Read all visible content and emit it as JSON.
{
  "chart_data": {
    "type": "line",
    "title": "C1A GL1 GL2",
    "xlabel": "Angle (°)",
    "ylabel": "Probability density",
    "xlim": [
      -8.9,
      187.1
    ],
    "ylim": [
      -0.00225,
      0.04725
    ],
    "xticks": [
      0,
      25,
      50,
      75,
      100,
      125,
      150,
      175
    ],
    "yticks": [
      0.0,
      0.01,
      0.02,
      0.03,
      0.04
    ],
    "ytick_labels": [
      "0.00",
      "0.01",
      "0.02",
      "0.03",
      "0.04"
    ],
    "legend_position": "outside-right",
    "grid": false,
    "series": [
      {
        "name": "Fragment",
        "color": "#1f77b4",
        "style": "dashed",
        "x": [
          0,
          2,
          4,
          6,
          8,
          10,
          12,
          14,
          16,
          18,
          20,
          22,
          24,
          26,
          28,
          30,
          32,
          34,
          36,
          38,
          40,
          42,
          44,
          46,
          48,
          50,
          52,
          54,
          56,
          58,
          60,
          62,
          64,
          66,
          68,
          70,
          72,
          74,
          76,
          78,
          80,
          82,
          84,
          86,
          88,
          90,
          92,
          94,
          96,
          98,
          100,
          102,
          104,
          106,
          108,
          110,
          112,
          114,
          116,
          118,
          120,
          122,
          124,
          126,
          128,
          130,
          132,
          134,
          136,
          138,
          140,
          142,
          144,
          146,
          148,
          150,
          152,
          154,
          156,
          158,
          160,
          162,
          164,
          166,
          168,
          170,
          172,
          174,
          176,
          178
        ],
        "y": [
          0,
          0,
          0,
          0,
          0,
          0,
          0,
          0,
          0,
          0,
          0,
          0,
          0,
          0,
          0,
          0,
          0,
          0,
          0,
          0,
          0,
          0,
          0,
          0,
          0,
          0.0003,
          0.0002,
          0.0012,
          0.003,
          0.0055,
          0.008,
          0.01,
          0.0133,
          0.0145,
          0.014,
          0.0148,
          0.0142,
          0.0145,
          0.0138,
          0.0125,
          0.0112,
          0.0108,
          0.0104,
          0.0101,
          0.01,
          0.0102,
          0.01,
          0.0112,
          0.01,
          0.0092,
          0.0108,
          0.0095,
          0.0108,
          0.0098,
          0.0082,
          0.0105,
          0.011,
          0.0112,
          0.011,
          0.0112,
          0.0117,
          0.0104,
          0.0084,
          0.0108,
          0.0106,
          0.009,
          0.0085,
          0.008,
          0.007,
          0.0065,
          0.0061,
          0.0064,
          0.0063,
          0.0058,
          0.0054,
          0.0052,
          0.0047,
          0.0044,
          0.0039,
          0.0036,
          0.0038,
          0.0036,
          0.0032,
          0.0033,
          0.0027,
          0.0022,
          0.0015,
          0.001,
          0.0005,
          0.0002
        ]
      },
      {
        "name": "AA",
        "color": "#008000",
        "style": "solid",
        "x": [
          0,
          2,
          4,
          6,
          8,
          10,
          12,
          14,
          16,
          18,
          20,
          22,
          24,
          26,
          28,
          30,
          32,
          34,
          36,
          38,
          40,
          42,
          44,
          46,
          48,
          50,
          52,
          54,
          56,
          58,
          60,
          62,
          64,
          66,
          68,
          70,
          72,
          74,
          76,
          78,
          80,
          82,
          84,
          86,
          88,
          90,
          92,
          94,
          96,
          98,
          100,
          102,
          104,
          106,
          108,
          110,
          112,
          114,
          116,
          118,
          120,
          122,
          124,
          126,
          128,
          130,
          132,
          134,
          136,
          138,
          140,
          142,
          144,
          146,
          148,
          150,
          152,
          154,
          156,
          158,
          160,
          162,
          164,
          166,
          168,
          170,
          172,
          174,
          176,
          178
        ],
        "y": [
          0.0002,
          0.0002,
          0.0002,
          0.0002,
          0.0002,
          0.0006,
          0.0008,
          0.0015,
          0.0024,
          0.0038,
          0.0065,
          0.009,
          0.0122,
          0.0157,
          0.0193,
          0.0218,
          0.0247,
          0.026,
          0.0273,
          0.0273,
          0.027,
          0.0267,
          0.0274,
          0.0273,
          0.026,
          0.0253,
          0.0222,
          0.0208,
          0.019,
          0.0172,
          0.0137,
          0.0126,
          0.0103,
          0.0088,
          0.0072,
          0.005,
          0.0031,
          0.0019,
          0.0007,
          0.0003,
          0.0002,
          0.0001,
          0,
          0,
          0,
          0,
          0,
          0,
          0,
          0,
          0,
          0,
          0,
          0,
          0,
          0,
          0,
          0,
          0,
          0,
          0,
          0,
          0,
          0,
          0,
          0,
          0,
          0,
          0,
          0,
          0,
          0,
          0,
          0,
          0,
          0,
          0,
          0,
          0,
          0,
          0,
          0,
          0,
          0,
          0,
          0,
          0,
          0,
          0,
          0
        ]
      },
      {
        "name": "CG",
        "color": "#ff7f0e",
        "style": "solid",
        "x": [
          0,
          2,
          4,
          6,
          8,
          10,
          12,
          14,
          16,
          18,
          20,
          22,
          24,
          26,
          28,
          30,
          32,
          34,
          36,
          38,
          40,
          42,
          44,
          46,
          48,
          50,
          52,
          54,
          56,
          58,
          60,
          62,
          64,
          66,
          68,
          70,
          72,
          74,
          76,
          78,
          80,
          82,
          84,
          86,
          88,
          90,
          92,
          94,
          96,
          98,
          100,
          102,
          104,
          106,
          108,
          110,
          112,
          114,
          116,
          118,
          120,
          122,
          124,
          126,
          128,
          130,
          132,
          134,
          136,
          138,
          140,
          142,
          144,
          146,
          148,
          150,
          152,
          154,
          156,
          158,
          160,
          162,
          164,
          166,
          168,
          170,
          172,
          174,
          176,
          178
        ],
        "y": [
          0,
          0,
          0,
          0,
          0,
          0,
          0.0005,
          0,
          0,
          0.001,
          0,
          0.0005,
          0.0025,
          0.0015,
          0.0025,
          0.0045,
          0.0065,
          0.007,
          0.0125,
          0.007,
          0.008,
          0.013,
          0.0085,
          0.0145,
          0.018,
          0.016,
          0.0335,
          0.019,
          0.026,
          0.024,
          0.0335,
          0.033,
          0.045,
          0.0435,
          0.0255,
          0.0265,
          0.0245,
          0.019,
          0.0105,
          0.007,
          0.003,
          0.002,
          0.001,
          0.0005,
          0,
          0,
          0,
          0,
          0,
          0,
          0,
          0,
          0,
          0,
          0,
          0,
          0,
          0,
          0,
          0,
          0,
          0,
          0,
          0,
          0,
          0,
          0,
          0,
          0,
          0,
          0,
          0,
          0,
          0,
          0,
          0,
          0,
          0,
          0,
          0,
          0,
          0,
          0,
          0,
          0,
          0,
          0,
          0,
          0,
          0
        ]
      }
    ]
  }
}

■ DIRECTIONS FOR THIS TASK ■
Transcribe every entry verbatim.

■ RESPONSE TO THE EXERCISE ■
Read all visible content and emit it as JSON.
{
  "chart_data": {
    "type": "line",
    "title": "C1A GL1 GL2",
    "xlabel": "Angle (°)",
    "ylabel": "Probability density",
    "xlim": [
      -8.9,
      187.1
    ],
    "ylim": [
      -0.00225,
      0.04725
    ],
    "xticks": [
      0,
      25,
      50,
      75,
      100,
      125,
      150,
      175
    ],
    "yticks": [
      0.0,
      0.01,
      0.02,
      0.03,
      0.04
    ],
    "ytick_labels": [
      "0.00",
      "0.01",
      "0.02",
      "0.03",
      "0.04"
    ],
    "legend_position": "outside-right",
    "grid": false,
    "series": [
      {
        "name": "Fragment",
        "color": "#1f77b4",
        "style": "dashed",
        "x": [
          0,
          2,
          4,
          6,
          8,
          10,
          12,
          14,
          16,
          18,
          20,
          22,
          24,
          26,
          28,
          30,
          32,
          34,
          36,
          38,
          40,
          42,
          44,
          46,
          48,
          50,
          52,
          54,
          56,
          58,
          60,
          62,
          64,
          66,
          68,
          70,
          72,
          74,
          76,
          78,
          80,
          82,
          84,
          86,
          88,
          90,
          92,
          94,
          96,
          98,
          100,
          102,
          104,
          106,
          108,
          110,
          112,
          114,
          116,
          118,
          120,
          122,
          124,
          126,
          128,
          130,
          132,
          134,
          136,
          138,
          140,
          142,
          144,
          146,
          148,
          150,
          152,
          154,
          156,
          158,
          160,
          162,
          164,
          166,
          168,
          170,
          172,
          174,
          176,
          178
        ],
        "y": [
          0,
          0,
          0,
          0,
          0,
          0,
          0,
          0,
          0,
          0,
          0,
          0,
          0,
          0,
          0,
          0,
          0,
          0,
          0,
          0,
          0,
          0,
          0,
          0,
          0,
          0.0003,
          0.0002,
          0.0012,
          0.003,
          0.0055,
          0.008,
          0.01,
          0.0133,
          0.0145,
          0.014,
          0.0148,
          0.0142,
          0.0145,
          0.0138,
          0.0125,
          0.0112,
          0.0108,
          0.0104,
          0.0101,
          0.01,
          0.0102,
          0.01,
          0.0112,
          0.01,
          0.0092,
          0.0108,
          0.0095,
          0.0108,
          0.0098,
          0.0082,
          0.0105,
          0.011,
          0.0112,
          0.011,
          0.0112,
          0.0117,
          0.0104,
          0.0084,
          0.0108,
          0.0106,
          0.009,
          0.0085,
          0.008,
          0.007,
          0.0065,
          0.0061,
          0.0064,
          0.0063,
          0.0058,
          0.0054,
          0.0052,
          0.0047,
          0.0044,
          0.0039,
          0.0036,
          0.0038,
          0.0036,
          0.0032,
          0.0033,
          0.0027,
          0.0022,
          0.0015,
          0.001,
          0.0005,
          0.0002
        ]
      },
      {
        "name": "AA",
        "color": "#008000",
        "style": "solid",
        "x": [
          0,
          2,
          4,
          6,
          8,
          10,
          12,
          14,
          16,
          18,
          20,
          22,
          24,
          26,
          28,
          30,
          32,
          34,
          36,
          38,
          40,
          42,
          44,
          46,
          48,
          50,
          52,
          54,
          56,
          58,
          60,
          62,
          64,
          66,
          68,
          70,
          72,
          74,
          76,
          78,
          80,
          82,
          84,
          86,
          88,
          90,
          92,
          94,
          96,
          98,
          100,
          102,
          104,
          106,
          108,
          110,
          112,
          114,
          116,
          118,
          120,
          122,
          124,
          126,
          128,
          130,
          132,
          134,
          136,
          138,
          140,
          142,
          144,
          146,
          148,
          150,
          152,
          154,
          156,
          158,
          160,
          162,
          164,
          166,
          168,
          170,
          172,
          174,
          176,
          178
        ],
        "y": [
          0.0002,
          0.0002,
          0.0002,
          0.0002,
          0.0002,
          0.0006,
          0.0008,
          0.0015,
          0.0024,
          0.0038,
          0.0065,
          0.009,
          0.0122,
          0.0157,
          0.0193,
          0.0218,
          0.0247,
          0.026,
          0.0273,
          0.0273,
          0.027,
          0.0267,
          0.0274,
          0.0273,
          0.026,
          0.0253,
          0.0222,
          0.0208,
          0.019,
          0.0172,
          0.0137,
          0.0126,
          0.0103,
          0.0088,
          0.0072,
          0.005,
          0.0031,
          0.0019,
          0.0007,
          0.0003,
          0.0002,
          0.0001,
          0,
          0,
          0,
          0,
          0,
          0,
          0,
          0,
          0,
          0,
          0,
          0,
          0,
          0,
          0,
          0,
          0,
          0,
          0,
          0,
          0,
          0,
          0,
          0,
          0,
          0,
          0,
          0,
          0,
          0,
          0,
          0,
          0,
          0,
          0,
          0,
          0,
          0,
          0,
          0,
          0,
          0,
          0,
          0,
          0,
          0,
          0,
          0
        ]
      },
      {
        "name": "CG",
        "color": "#ff7f0e",
        "style": "solid",
        "x": [
          0,
          2,
          4,
          6,
          8,
          10,
          12,
          14,
          16,
          18,
          20,
          22,
          24,
          26,
          28,
          30,
          32,
          34,
          36,
          38,
          40,
          42,
          44,
          46,
          48,
          50,
          52,
          54,
          56,
          58,
          60,
          62,
          64,
          66,
          68,
          70,
          72,
          74,
          76,
          78,
          80,
          82,
          84,
          86,
          88,
          90,
          92,
          94,
          96,
          98,
          100,
          102,
          104,
          106,
          108,
          110,
          112,
          114,
          116,
          118,
          120,
          122,
          124,
          126,
          128,
          130,
          132,
          134,
          136,
          138,
          140,
          142,
          144,
          146,
          148,
          150,
          152,
          154,
          156,
          158,
          160,
          162,
          164,
          166,
          168,
          170,
          172,
          174,
          176,
          178
        ],
        "y": [
          0,
          0,
          0,
          0,
          0,
          0,
          0.0005,
          0,
          0,
          0.001,
          0,
          0.0005,
          0.0025,
          0.0015,
          0.0025,
          0.0045,
          0.0065,
          0.007,
          0.0125,
          0.007,
          0.008,
          0.013,
          0.0085,
          0.0145,
          0.018,
          0.016,
          0.0335,
          0.019,
          0.026,
          0.024,
          0.0335,
          0.033,
          0.045,
          0.0435,
          0.0255,
          0.0265,
          0.0245,
          0.019,
          0.0105,
          0.007,
          0.003,
          0.002,
          0.001,
          0.0005,
          0,
          0,
          0,
          0,
          0,
          0,
          0,
          0,
          0,
          0,
          0,
          0,
          0,
          0,
          0,
          0,
          0,
          0,
          0,
          0,
          0,
          0,
          0,
          0,
          0,
          0,
          0,
          0,
          0,
          0,
          0,
          0,
          0,
          0,
          0,
          0,
          0,
          0,
          0,
          0,
          0,
          0,
          0,
          0,
          0,
          0
        ]
      }
    ]
  }
}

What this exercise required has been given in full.